*AIM OF THE EXERCISE*:
Quote all of the entries word for word.

[Stored data entries]
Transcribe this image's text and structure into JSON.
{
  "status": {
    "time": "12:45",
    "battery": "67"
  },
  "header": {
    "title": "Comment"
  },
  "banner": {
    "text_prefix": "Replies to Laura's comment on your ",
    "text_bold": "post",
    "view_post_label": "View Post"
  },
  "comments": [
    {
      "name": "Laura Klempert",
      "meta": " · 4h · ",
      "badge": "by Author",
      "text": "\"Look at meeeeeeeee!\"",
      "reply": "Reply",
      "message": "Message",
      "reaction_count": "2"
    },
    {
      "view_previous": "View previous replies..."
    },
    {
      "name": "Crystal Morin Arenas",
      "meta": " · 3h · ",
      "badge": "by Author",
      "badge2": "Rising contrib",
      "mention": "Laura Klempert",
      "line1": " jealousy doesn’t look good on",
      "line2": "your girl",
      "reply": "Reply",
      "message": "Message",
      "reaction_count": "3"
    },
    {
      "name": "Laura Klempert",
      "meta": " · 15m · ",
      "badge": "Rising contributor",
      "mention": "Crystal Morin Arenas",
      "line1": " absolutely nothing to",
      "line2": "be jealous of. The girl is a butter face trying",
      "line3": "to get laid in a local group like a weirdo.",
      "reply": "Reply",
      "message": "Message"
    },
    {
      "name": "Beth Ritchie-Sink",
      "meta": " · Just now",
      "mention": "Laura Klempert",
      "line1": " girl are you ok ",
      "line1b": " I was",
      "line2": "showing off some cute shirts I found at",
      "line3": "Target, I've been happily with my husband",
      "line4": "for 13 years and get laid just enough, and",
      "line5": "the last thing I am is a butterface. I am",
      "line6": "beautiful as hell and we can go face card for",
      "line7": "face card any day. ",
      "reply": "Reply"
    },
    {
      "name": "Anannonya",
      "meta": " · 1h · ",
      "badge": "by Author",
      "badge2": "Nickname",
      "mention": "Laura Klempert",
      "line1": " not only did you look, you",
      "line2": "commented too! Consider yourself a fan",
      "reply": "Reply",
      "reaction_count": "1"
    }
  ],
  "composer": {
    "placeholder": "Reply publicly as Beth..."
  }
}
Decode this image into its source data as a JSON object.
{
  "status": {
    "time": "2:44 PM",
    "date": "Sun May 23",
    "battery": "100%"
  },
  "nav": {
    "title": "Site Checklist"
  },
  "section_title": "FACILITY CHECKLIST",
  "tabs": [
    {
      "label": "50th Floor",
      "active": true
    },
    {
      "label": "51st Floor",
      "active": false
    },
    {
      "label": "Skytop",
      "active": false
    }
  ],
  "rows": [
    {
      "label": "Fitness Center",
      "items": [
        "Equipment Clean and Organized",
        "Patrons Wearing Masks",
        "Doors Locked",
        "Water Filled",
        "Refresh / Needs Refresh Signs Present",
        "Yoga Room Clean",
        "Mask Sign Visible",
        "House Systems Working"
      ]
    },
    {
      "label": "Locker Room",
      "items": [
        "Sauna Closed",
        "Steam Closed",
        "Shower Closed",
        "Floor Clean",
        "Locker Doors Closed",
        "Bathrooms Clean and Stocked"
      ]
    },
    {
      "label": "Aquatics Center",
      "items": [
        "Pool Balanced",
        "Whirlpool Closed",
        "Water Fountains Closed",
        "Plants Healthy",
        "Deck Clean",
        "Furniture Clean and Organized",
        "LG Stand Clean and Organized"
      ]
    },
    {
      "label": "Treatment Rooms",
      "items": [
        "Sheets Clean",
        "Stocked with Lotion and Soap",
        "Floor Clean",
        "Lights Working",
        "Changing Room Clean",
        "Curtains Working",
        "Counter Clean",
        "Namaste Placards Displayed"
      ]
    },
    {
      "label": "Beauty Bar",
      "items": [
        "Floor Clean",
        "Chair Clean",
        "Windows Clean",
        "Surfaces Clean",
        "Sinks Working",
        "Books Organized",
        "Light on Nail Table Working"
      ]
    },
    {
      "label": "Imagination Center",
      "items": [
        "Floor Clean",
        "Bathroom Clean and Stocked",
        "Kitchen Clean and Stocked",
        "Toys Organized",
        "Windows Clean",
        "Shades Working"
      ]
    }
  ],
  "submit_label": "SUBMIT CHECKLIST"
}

*EXERCISE RESULT*:
Transcribe this image's text and structure into JSON.
{
  "status": {
    "time": "12:45",
    "battery": "67"
  },
  "header": {
    "title": "Comment"
  },
  "banner": {
    "text_prefix": "Replies to Laura's comment on your ",
    "text_bold": "post",
    "view_post_label": "View Post"
  },
  "comments": [
    {
      "name": "Laura Klempert",
      "meta": " · 4h · ",
      "badge": "by Author",
      "text": "\"Look at meeeeeeeee!\"",
      "reply": "Reply",
      "message": "Message",
      "reaction_count": "2"
    },
    {
      "view_previous": "View previous replies..."
    },
    {
      "name": "Crystal Morin Arenas",
      "meta": " · 3h · ",
      "badge": "by Author",
      "badge2": "Rising contrib",
      "mention": "Laura Klempert",
      "line1": " jealousy doesn’t look good on",
      "line2": "your girl",
      "reply": "Reply",
      "message": "Message",
      "reaction_count": "3"
    },
    {
      "name": "Laura Klempert",
      "meta": " · 15m · ",
      "badge": "Rising contributor",
      "mention": "Crystal Morin Arenas",
      "line1": " absolutely nothing to",
      "line2": "be jealous of. The girl is a butter face trying",
      "line3": "to get laid in a local group like a weirdo.",
      "reply": "Reply",
      "message": "Message"
    },
    {
      "name": "Beth Ritchie-Sink",
      "meta": " · Just now",
      "mention": "Laura Klempert",
      "line1": " girl are you ok ",
      "line1b": " I was",
      "line2": "showing off some cute shirts I found at",
      "line3": "Target, I've been happily with my husband",
      "line4": "for 13 years and get laid just enough, and",
      "line5": "the last thing I am is a butterface. I am",
      "line6": "beautiful as hell and we can go face card for",
      "line7": "face card any day. ",
      "reply": "Reply"
    },
    {
      "name": "Anannonya",
      "meta": " · 1h · ",
      "badge": "by Author",
      "badge2": "Nickname",
      "mention": "Laura Klempert",
      "line1": " not only did you look, you",
      "line2": "commented too! Consider yourself a fan",
      "reply": "Reply",
      "reaction_count": "1"
    }
  ],
  "composer": {
    "placeholder": "Reply publicly as Beth..."
  }
}
Decode this image into its source data as a JSON object.
{
  "status": {
    "time": "2:44 PM",
    "date": "Sun May 23",
    "battery": "100%"
  },
  "nav": {
    "title": "Site Checklist"
  },
  "section_title": "FACILITY CHECKLIST",
  "tabs": [
    {
      "label": "50th Floor",
      "active": true
    },
    {
      "label": "51st Floor",
      "active": false
    },
    {
      "label": "Skytop",
      "active": false
    }
  ],
  "rows": [
    {
      "label": "Fitness Center",
      "items": [
        "Equipment Clean and Organized",
        "Patrons Wearing Masks",
        "Doors Locked",
        "Water Filled",
        "Refresh / Needs Refresh Signs Present",
        "Yoga Room Clean",
        "Mask Sign Visible",
        "House Systems Working"
      ]
    },
    {
      "label": "Locker Room",
      "items": [
        "Sauna Closed",
        "Steam Closed",
        "Shower Closed",
        "Floor Clean",
        "Locker Doors Closed",
        "Bathrooms Clean and Stocked"
      ]
    },
    {
      "label": "Aquatics Center",
      "items": [
        "Pool Balanced",
        "Whirlpool Closed",
        "Water Fountains Closed",
        "Plants Healthy",
        "Deck Clean",
        "Furniture Clean and Organized",
        "LG Stand Clean and Organized"
      ]
    },
    {
      "label": "Treatment Rooms",
      "items": [
        "Sheets Clean",
        "Stocked with Lotion and Soap",
        "Floor Clean",
        "Lights Working",
        "Changing Room Clean",
        "Curtains Working",
        "Counter Clean",
        "Namaste Placards Displayed"
      ]
    },
    {
      "label": "Beauty Bar",
      "items": [
        "Floor Clean",
        "Chair Clean",
        "Windows Clean",
        "Surfaces Clean",
        "Sinks Working",
        "Books Organized",
        "Light on Nail Table Working"
      ]
    },
    {
      "label": "Imagination Center",
      "items": [
        "Floor Clean",
        "Bathroom Clean and Stocked",
        "Kitchen Clean and Stocked",
        "Toys Organized",
        "Windows Clean",
        "Shades Working"
      ]
    }
  ],
  "submit_label": "SUBMIT CHECKLIST"
}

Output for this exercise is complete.